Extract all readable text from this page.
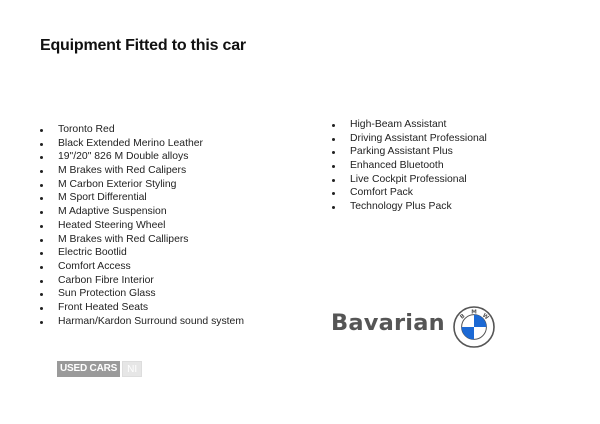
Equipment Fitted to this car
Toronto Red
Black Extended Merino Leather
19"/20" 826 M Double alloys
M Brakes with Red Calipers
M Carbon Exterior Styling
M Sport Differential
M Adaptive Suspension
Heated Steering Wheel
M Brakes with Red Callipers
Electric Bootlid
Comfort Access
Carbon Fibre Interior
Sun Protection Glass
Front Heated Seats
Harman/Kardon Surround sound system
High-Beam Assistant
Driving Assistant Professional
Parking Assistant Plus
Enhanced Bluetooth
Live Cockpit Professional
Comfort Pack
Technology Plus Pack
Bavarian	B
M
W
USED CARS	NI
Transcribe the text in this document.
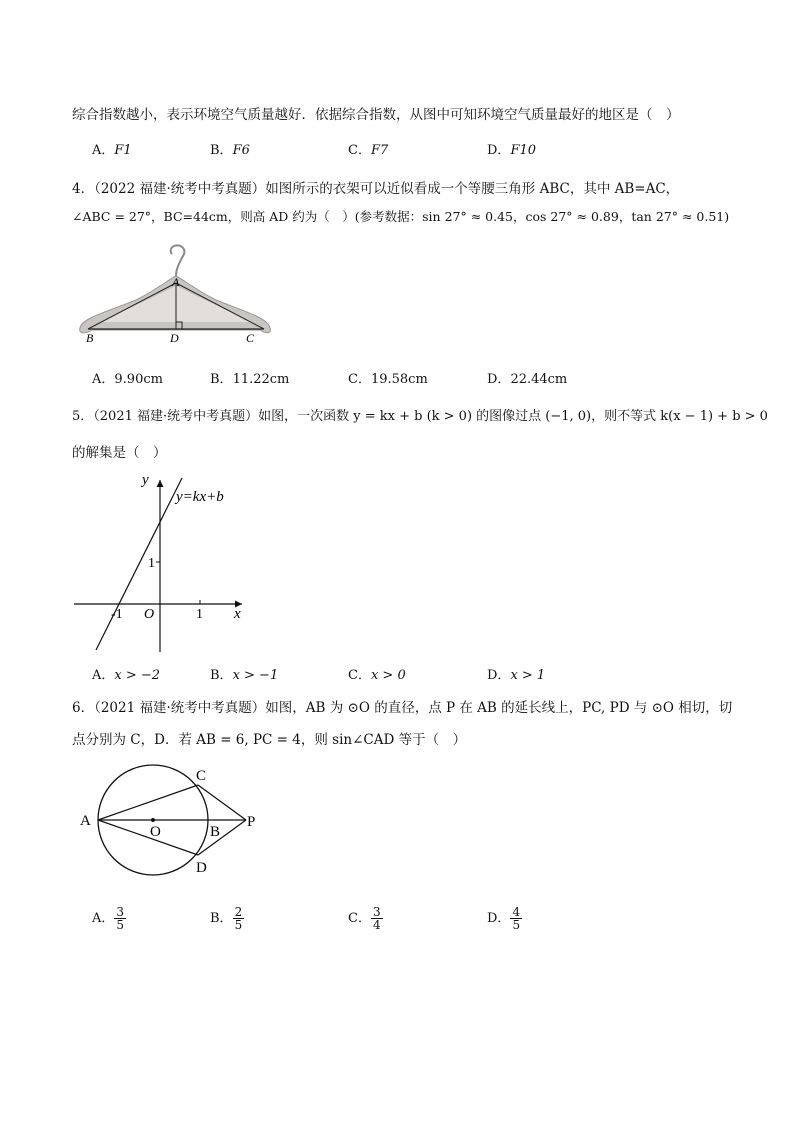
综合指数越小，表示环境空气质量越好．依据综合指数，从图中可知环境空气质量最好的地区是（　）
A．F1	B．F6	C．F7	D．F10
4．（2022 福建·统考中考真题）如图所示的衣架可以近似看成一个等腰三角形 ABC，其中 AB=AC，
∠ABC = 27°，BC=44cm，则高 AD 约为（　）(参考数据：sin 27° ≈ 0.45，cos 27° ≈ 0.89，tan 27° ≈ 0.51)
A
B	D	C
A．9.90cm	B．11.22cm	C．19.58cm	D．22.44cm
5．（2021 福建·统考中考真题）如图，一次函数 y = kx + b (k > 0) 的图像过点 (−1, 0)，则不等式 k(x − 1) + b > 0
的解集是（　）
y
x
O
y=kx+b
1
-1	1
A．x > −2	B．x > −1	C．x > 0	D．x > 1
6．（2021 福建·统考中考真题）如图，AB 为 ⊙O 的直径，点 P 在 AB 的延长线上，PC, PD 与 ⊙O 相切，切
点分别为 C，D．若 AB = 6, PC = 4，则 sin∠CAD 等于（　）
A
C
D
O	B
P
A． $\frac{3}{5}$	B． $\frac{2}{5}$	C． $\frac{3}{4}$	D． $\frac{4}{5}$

****************************************

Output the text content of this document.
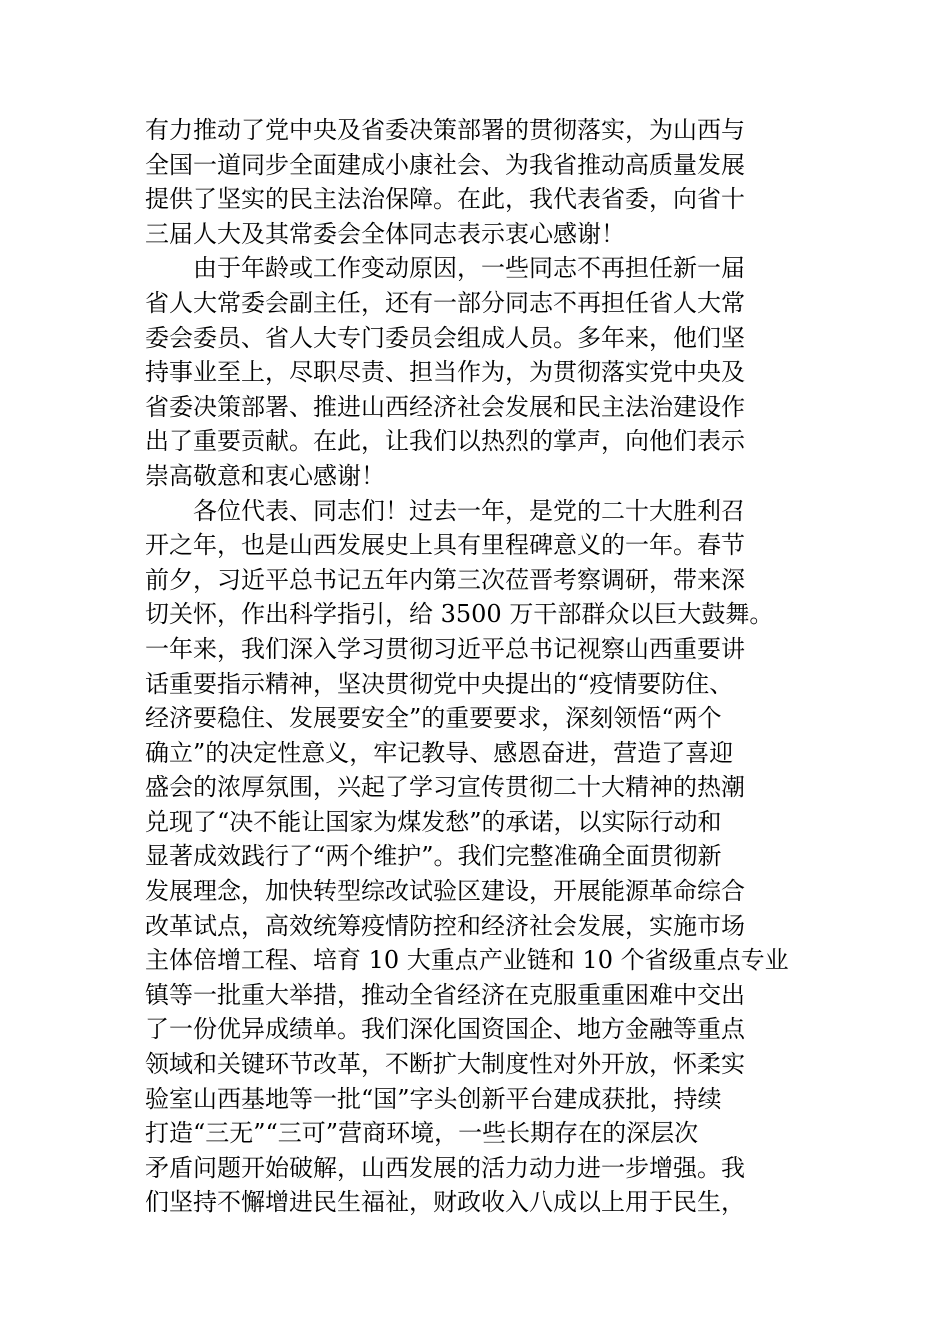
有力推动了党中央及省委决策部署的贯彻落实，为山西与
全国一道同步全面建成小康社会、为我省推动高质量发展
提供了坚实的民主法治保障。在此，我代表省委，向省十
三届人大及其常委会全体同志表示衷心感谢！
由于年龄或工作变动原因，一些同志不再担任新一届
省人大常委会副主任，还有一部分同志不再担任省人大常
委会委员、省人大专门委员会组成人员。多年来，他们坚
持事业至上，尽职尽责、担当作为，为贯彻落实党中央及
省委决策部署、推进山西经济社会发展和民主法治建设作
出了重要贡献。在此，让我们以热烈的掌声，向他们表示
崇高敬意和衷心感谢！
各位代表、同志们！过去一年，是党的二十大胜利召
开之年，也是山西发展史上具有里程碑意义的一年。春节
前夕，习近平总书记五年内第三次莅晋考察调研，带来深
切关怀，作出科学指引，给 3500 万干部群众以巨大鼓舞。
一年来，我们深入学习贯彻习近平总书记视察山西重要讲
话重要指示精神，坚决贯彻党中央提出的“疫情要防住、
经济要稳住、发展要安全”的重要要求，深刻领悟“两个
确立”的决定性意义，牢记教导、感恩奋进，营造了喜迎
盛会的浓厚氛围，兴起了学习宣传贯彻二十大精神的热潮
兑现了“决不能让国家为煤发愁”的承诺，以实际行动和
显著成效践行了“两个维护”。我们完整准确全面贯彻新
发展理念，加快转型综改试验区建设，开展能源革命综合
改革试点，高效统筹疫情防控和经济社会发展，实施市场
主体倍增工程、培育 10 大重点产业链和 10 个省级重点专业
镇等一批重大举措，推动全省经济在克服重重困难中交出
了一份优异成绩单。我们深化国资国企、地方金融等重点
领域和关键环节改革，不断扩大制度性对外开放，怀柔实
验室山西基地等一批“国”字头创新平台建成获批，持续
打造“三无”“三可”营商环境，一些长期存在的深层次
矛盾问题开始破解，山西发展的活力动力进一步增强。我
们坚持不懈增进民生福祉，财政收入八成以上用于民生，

****************************************

### Short exercise
Above are the records. Identify each line that contains the word "document".

### Written response
Transcribe the text in this document.
Output the text content of this document.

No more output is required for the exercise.